**To be done:** Search the records that follow and extract every line containing the string "data".

**Extracted information:**
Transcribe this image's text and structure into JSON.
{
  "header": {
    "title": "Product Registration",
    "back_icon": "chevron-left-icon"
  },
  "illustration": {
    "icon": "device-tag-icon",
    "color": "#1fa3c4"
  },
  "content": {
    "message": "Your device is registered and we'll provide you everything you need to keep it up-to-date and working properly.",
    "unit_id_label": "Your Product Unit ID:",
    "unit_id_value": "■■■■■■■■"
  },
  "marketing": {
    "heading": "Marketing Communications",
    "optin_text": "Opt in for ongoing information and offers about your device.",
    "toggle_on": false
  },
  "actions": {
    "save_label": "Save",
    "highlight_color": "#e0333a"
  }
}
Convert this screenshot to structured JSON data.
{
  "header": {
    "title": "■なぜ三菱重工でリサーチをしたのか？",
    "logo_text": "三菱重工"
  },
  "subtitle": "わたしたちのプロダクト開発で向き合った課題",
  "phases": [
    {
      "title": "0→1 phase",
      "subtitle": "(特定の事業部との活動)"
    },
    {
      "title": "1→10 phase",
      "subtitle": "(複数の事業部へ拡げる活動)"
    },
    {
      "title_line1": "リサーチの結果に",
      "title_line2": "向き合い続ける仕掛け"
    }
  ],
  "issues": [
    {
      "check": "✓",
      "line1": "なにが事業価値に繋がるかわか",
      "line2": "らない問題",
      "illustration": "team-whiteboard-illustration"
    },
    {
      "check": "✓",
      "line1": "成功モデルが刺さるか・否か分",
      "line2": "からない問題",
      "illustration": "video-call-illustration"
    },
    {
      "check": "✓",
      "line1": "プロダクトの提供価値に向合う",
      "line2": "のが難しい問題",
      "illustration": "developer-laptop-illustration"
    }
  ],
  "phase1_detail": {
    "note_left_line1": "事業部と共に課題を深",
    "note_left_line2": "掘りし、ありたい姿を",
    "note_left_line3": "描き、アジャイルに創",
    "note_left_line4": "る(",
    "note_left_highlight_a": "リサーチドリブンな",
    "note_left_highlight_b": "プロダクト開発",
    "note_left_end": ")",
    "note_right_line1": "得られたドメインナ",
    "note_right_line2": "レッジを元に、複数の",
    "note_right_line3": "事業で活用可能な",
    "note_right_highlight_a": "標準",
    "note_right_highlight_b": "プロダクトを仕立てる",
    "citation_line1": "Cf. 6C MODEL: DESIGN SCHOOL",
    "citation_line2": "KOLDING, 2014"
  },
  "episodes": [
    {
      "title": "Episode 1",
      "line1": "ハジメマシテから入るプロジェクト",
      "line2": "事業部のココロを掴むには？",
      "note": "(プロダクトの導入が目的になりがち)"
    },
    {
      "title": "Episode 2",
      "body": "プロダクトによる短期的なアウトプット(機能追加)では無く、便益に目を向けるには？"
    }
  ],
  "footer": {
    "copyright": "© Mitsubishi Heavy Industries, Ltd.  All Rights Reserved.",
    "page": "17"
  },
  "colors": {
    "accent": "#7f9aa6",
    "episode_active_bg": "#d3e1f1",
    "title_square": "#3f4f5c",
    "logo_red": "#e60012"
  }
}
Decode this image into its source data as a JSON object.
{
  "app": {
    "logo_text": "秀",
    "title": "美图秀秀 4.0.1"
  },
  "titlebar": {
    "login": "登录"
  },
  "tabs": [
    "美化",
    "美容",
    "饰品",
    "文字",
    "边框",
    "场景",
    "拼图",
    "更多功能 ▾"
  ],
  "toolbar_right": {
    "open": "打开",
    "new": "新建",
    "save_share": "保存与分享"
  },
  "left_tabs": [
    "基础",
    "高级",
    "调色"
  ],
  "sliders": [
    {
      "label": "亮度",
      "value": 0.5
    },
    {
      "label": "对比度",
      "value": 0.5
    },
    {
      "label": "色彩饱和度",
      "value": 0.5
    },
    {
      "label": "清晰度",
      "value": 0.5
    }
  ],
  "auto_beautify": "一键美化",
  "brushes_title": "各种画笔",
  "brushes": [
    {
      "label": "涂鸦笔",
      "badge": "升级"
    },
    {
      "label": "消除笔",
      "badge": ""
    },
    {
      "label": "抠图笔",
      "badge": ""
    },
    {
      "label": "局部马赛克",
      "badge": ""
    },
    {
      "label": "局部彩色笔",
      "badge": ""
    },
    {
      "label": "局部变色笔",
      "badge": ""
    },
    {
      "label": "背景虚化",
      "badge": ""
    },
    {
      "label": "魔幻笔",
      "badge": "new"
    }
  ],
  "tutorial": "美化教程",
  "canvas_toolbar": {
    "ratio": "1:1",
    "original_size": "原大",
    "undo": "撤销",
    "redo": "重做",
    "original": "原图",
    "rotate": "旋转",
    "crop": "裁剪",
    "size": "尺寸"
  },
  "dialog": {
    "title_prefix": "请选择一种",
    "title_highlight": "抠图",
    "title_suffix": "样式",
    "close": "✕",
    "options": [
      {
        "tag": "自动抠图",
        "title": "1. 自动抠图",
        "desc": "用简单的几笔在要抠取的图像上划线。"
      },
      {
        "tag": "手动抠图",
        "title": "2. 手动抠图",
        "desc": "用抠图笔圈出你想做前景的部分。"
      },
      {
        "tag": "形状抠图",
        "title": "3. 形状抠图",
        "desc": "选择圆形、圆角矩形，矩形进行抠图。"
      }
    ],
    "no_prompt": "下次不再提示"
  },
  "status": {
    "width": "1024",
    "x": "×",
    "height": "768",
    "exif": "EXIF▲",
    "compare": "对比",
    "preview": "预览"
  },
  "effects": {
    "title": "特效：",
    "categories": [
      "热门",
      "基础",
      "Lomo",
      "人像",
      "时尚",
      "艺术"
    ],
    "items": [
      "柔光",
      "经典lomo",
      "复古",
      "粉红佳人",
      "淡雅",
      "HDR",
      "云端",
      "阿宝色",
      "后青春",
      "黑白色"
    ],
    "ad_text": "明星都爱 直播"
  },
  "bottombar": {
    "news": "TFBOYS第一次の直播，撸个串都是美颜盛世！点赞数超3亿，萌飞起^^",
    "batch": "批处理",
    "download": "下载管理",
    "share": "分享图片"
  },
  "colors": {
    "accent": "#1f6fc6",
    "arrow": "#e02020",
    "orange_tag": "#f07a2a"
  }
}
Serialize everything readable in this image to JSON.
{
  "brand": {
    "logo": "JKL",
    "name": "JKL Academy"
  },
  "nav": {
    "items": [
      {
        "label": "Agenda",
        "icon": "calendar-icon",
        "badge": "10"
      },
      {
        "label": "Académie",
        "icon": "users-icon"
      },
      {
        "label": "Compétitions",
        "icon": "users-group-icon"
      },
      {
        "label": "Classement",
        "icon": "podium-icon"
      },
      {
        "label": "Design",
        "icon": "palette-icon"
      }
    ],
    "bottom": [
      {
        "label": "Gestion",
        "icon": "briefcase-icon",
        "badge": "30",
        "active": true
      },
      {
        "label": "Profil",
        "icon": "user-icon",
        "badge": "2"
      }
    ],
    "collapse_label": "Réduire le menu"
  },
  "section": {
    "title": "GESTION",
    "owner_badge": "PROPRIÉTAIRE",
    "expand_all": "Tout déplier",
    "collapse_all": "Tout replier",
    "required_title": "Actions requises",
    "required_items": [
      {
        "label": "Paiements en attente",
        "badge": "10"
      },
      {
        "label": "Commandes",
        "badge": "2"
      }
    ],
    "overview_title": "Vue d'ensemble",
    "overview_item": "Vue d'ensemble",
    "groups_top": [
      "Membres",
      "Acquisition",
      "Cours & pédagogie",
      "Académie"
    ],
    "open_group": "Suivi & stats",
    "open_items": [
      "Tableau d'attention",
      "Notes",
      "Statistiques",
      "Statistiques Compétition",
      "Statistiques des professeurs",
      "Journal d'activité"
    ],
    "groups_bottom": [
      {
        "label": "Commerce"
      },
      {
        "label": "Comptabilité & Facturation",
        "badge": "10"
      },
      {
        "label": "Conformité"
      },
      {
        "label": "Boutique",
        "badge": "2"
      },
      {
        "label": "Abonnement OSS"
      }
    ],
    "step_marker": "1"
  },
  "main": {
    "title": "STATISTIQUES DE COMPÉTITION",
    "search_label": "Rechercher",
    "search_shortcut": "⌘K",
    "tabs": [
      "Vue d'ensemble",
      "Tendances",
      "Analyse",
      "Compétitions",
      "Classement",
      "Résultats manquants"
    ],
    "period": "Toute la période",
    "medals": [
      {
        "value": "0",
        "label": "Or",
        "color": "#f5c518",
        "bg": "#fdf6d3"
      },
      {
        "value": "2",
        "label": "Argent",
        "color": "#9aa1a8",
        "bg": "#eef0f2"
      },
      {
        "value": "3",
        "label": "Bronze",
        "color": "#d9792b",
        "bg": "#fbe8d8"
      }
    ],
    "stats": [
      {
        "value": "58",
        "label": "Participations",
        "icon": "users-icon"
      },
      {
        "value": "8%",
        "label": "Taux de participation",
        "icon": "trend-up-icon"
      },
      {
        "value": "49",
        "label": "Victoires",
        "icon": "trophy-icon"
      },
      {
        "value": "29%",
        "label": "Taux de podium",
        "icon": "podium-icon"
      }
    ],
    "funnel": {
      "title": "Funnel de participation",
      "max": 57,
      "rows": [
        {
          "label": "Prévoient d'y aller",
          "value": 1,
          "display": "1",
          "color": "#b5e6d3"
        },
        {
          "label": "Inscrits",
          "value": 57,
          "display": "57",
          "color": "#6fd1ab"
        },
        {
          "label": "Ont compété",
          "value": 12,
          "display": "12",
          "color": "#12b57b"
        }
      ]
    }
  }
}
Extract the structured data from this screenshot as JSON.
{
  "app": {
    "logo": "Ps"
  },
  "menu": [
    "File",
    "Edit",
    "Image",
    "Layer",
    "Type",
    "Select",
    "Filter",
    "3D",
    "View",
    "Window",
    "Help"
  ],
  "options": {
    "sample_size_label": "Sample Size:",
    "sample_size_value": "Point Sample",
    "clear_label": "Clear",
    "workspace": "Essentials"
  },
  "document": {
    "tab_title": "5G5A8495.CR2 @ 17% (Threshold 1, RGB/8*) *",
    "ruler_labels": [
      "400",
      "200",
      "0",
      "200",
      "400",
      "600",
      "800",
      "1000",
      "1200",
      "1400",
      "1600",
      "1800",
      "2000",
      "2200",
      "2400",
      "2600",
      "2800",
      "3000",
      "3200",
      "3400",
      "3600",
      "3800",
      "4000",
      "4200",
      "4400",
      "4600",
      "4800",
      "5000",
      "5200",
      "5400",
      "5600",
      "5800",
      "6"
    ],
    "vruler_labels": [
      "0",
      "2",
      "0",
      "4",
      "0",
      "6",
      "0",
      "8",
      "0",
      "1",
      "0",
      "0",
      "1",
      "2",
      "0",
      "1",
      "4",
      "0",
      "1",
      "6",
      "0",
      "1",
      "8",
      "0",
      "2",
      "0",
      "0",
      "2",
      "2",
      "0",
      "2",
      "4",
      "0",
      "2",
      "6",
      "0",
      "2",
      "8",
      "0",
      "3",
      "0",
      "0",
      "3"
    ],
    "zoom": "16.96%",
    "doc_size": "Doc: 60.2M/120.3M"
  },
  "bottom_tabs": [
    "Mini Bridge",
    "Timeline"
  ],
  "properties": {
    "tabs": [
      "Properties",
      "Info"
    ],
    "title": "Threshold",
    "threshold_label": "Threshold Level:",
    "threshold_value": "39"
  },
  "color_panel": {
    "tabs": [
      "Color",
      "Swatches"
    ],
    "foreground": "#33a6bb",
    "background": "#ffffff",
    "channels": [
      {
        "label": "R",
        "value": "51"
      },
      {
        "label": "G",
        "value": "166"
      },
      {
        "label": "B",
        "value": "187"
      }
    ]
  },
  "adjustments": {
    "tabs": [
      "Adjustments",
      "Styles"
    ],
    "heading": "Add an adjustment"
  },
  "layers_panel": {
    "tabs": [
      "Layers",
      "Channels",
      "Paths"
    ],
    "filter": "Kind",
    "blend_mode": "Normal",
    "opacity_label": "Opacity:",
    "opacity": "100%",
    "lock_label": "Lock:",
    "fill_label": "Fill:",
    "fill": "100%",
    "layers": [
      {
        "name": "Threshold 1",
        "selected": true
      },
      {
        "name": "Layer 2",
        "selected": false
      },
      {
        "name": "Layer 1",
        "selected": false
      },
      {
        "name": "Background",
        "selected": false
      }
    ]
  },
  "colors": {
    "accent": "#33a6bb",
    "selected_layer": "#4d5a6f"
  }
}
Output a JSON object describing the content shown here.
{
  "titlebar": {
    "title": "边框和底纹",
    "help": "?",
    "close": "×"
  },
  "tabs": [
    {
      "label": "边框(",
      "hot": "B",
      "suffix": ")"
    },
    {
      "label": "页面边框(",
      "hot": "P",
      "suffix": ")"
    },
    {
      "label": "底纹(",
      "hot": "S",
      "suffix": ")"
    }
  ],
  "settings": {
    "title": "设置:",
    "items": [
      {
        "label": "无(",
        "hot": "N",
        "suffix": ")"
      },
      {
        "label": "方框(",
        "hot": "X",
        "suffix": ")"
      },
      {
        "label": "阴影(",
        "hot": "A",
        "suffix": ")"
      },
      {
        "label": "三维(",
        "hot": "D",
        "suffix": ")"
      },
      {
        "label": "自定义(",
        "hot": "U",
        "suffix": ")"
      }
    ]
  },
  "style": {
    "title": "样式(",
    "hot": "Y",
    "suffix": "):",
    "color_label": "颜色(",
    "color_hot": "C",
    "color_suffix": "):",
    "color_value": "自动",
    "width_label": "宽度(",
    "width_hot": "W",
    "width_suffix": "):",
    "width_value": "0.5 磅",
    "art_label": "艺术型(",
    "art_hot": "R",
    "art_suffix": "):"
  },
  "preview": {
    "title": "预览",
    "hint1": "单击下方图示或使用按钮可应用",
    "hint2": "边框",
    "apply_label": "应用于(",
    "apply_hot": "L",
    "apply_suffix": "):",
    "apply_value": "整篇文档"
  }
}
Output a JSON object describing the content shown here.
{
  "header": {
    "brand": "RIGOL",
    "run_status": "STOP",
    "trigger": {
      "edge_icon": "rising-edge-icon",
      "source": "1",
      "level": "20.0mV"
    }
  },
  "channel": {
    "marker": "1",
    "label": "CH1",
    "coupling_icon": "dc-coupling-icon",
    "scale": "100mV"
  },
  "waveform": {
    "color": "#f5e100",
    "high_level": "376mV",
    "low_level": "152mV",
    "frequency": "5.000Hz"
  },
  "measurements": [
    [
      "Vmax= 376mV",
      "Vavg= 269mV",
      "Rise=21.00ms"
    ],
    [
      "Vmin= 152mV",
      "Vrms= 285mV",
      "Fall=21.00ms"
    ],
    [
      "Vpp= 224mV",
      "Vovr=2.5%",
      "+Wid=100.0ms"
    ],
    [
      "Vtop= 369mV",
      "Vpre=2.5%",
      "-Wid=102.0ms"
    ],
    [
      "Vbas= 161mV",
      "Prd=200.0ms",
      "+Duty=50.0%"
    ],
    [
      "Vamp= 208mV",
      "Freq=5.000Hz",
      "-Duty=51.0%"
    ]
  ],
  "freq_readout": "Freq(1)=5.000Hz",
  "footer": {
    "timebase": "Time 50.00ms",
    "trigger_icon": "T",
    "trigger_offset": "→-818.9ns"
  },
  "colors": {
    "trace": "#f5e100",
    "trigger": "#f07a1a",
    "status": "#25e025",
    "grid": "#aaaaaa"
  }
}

**Answer:**
Convert this screenshot to structured JSON data.
Decode this image into its source data as a JSON object.
Extract the structured data from this screenshot as JSON.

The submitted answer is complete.